Task instructions ::
Exactly reproduce each record listed below.

Lines of data:
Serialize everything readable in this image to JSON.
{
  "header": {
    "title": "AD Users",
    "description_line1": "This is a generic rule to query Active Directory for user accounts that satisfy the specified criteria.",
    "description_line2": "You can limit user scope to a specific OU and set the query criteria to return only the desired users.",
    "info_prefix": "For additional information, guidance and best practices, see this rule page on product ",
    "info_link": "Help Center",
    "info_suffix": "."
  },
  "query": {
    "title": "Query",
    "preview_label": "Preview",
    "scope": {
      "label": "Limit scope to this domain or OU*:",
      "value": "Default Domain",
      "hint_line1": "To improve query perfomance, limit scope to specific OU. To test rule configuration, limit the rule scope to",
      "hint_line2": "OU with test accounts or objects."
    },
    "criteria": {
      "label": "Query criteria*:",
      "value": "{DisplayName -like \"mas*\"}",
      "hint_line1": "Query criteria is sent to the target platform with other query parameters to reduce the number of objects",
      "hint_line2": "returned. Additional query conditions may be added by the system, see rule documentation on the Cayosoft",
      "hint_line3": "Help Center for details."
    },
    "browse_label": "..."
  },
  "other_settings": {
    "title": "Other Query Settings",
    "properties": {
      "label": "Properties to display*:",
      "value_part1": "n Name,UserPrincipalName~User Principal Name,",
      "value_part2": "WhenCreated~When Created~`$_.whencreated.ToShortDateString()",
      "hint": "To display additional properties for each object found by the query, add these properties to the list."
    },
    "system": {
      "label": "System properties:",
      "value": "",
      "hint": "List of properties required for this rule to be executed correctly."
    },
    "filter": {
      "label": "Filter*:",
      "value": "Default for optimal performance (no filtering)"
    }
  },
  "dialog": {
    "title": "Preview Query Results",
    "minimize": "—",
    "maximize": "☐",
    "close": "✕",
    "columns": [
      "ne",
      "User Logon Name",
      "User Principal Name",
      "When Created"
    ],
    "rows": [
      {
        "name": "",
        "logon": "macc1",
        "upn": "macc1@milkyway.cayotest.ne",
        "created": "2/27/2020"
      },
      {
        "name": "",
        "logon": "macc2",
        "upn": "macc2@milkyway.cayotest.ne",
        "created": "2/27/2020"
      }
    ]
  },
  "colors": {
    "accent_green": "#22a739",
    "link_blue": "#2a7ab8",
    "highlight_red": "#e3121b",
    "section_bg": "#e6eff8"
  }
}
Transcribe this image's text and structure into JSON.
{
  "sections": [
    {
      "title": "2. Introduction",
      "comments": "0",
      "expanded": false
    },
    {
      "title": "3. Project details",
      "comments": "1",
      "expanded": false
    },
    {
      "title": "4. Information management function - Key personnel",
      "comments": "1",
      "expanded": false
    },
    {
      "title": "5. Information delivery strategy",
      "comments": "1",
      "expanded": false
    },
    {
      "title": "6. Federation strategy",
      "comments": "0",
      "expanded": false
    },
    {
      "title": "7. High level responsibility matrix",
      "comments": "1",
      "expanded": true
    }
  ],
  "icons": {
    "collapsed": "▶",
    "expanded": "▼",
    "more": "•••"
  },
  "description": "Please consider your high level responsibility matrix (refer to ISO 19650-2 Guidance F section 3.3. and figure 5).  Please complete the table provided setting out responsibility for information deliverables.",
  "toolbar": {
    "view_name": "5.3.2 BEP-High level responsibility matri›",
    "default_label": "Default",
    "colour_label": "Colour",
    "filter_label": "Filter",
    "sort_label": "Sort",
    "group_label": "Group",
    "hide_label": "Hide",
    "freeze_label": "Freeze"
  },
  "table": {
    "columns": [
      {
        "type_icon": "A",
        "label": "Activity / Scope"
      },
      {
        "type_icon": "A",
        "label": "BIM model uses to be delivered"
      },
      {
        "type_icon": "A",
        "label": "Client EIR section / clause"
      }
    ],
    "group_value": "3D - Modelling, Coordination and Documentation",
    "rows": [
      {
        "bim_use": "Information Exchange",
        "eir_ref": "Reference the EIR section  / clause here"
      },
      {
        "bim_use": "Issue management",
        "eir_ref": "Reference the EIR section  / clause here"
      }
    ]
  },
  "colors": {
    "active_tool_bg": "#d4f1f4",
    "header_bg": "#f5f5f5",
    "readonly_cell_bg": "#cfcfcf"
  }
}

Expected output ::
Serialize everything readable in this image to JSON.
{
  "header": {
    "title": "AD Users",
    "description_line1": "This is a generic rule to query Active Directory for user accounts that satisfy the specified criteria.",
    "description_line2": "You can limit user scope to a specific OU and set the query criteria to return only the desired users.",
    "info_prefix": "For additional information, guidance and best practices, see this rule page on product ",
    "info_link": "Help Center",
    "info_suffix": "."
  },
  "query": {
    "title": "Query",
    "preview_label": "Preview",
    "scope": {
      "label": "Limit scope to this domain or OU*:",
      "value": "Default Domain",
      "hint_line1": "To improve query perfomance, limit scope to specific OU. To test rule configuration, limit the rule scope to",
      "hint_line2": "OU with test accounts or objects."
    },
    "criteria": {
      "label": "Query criteria*:",
      "value": "{DisplayName -like \"mas*\"}",
      "hint_line1": "Query criteria is sent to the target platform with other query parameters to reduce the number of objects",
      "hint_line2": "returned. Additional query conditions may be added by the system, see rule documentation on the Cayosoft",
      "hint_line3": "Help Center for details."
    },
    "browse_label": "..."
  },
  "other_settings": {
    "title": "Other Query Settings",
    "properties": {
      "label": "Properties to display*:",
      "value_part1": "n Name,UserPrincipalName~User Principal Name,",
      "value_part2": "WhenCreated~When Created~`$_.whencreated.ToShortDateString()",
      "hint": "To display additional properties for each object found by the query, add these properties to the list."
    },
    "system": {
      "label": "System properties:",
      "value": "",
      "hint": "List of properties required for this rule to be executed correctly."
    },
    "filter": {
      "label": "Filter*:",
      "value": "Default for optimal performance (no filtering)"
    }
  },
  "dialog": {
    "title": "Preview Query Results",
    "minimize": "—",
    "maximize": "☐",
    "close": "✕",
    "columns": [
      "ne",
      "User Logon Name",
      "User Principal Name",
      "When Created"
    ],
    "rows": [
      {
        "name": "",
        "logon": "macc1",
        "upn": "macc1@milkyway.cayotest.ne",
        "created": "2/27/2020"
      },
      {
        "name": "",
        "logon": "macc2",
        "upn": "macc2@milkyway.cayotest.ne",
        "created": "2/27/2020"
      }
    ]
  },
  "colors": {
    "accent_green": "#22a739",
    "link_blue": "#2a7ab8",
    "highlight_red": "#e3121b",
    "section_bg": "#e6eff8"
  }
}
Transcribe this image's text and structure into JSON.
{
  "sections": [
    {
      "title": "2. Introduction",
      "comments": "0",
      "expanded": false
    },
    {
      "title": "3. Project details",
      "comments": "1",
      "expanded": false
    },
    {
      "title": "4. Information management function - Key personnel",
      "comments": "1",
      "expanded": false
    },
    {
      "title": "5. Information delivery strategy",
      "comments": "1",
      "expanded": false
    },
    {
      "title": "6. Federation strategy",
      "comments": "0",
      "expanded": false
    },
    {
      "title": "7. High level responsibility matrix",
      "comments": "1",
      "expanded": true
    }
  ],
  "icons": {
    "collapsed": "▶",
    "expanded": "▼",
    "more": "•••"
  },
  "description": "Please consider your high level responsibility matrix (refer to ISO 19650-2 Guidance F section 3.3. and figure 5).  Please complete the table provided setting out responsibility for information deliverables.",
  "toolbar": {
    "view_name": "5.3.2 BEP-High level responsibility matri›",
    "default_label": "Default",
    "colour_label": "Colour",
    "filter_label": "Filter",
    "sort_label": "Sort",
    "group_label": "Group",
    "hide_label": "Hide",
    "freeze_label": "Freeze"
  },
  "table": {
    "columns": [
      {
        "type_icon": "A",
        "label": "Activity / Scope"
      },
      {
        "type_icon": "A",
        "label": "BIM model uses to be delivered"
      },
      {
        "type_icon": "A",
        "label": "Client EIR section / clause"
      }
    ],
    "group_value": "3D - Modelling, Coordination and Documentation",
    "rows": [
      {
        "bim_use": "Information Exchange",
        "eir_ref": "Reference the EIR section  / clause here"
      },
      {
        "bim_use": "Issue management",
        "eir_ref": "Reference the EIR section  / clause here"
      }
    ]
  },
  "colors": {
    "active_tool_bg": "#d4f1f4",
    "header_bg": "#f5f5f5",
    "readonly_cell_bg": "#cfcfcf"
  }
}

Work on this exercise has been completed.